A run of records
::::::

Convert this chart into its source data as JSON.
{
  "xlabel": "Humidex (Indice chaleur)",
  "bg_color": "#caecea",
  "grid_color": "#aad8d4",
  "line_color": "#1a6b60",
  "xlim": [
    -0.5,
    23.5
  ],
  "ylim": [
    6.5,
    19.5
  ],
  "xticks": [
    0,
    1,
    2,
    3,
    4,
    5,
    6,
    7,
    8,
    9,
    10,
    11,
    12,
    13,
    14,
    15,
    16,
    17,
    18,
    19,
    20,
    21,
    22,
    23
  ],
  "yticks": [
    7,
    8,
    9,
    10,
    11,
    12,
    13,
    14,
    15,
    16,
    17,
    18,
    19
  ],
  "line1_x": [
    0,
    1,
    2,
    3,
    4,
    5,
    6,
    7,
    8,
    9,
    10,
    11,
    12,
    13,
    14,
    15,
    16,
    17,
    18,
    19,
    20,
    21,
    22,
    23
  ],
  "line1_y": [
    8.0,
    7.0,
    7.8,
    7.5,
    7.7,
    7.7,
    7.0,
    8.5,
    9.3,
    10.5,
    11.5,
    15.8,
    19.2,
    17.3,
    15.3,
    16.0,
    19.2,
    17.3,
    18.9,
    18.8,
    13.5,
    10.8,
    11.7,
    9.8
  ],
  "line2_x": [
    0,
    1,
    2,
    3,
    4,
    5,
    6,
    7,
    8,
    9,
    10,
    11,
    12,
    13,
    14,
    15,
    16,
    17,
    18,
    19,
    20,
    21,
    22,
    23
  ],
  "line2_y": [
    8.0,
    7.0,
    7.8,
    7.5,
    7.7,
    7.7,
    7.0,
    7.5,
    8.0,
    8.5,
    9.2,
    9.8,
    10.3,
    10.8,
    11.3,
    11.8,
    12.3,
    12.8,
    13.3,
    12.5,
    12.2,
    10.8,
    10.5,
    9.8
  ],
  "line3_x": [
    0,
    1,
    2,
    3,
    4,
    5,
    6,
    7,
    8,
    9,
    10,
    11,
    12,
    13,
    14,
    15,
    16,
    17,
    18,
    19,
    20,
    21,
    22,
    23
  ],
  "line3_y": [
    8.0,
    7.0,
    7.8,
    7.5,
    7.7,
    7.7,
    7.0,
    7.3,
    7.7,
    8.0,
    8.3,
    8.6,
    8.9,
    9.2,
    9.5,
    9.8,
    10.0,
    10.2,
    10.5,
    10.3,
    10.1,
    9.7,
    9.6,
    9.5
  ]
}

::::::

> AIM:
Copy the entries above exactly, leaving none out.

> WRITTEN REPLY:
Convert this chart into its source data as JSON.
{
  "xlabel": "Humidex (Indice chaleur)",
  "bg_color": "#caecea",
  "grid_color": "#aad8d4",
  "line_color": "#1a6b60",
  "xlim": [
    -0.5,
    23.5
  ],
  "ylim": [
    6.5,
    19.5
  ],
  "xticks": [
    0,
    1,
    2,
    3,
    4,
    5,
    6,
    7,
    8,
    9,
    10,
    11,
    12,
    13,
    14,
    15,
    16,
    17,
    18,
    19,
    20,
    21,
    22,
    23
  ],
  "yticks": [
    7,
    8,
    9,
    10,
    11,
    12,
    13,
    14,
    15,
    16,
    17,
    18,
    19
  ],
  "line1_x": [
    0,
    1,
    2,
    3,
    4,
    5,
    6,
    7,
    8,
    9,
    10,
    11,
    12,
    13,
    14,
    15,
    16,
    17,
    18,
    19,
    20,
    21,
    22,
    23
  ],
  "line1_y": [
    8.0,
    7.0,
    7.8,
    7.5,
    7.7,
    7.7,
    7.0,
    8.5,
    9.3,
    10.5,
    11.5,
    15.8,
    19.2,
    17.3,
    15.3,
    16.0,
    19.2,
    17.3,
    18.9,
    18.8,
    13.5,
    10.8,
    11.7,
    9.8
  ],
  "line2_x": [
    0,
    1,
    2,
    3,
    4,
    5,
    6,
    7,
    8,
    9,
    10,
    11,
    12,
    13,
    14,
    15,
    16,
    17,
    18,
    19,
    20,
    21,
    22,
    23
  ],
  "line2_y": [
    8.0,
    7.0,
    7.8,
    7.5,
    7.7,
    7.7,
    7.0,
    7.5,
    8.0,
    8.5,
    9.2,
    9.8,
    10.3,
    10.8,
    11.3,
    11.8,
    12.3,
    12.8,
    13.3,
    12.5,
    12.2,
    10.8,
    10.5,
    9.8
  ],
  "line3_x": [
    0,
    1,
    2,
    3,
    4,
    5,
    6,
    7,
    8,
    9,
    10,
    11,
    12,
    13,
    14,
    15,
    16,
    17,
    18,
    19,
    20,
    21,
    22,
    23
  ],
  "line3_y": [
    8.0,
    7.0,
    7.8,
    7.5,
    7.7,
    7.7,
    7.0,
    7.3,
    7.7,
    8.0,
    8.3,
    8.6,
    8.9,
    9.2,
    9.5,
    9.8,
    10.0,
    10.2,
    10.5,
    10.3,
    10.1,
    9.7,
    9.6,
    9.5
  ]
}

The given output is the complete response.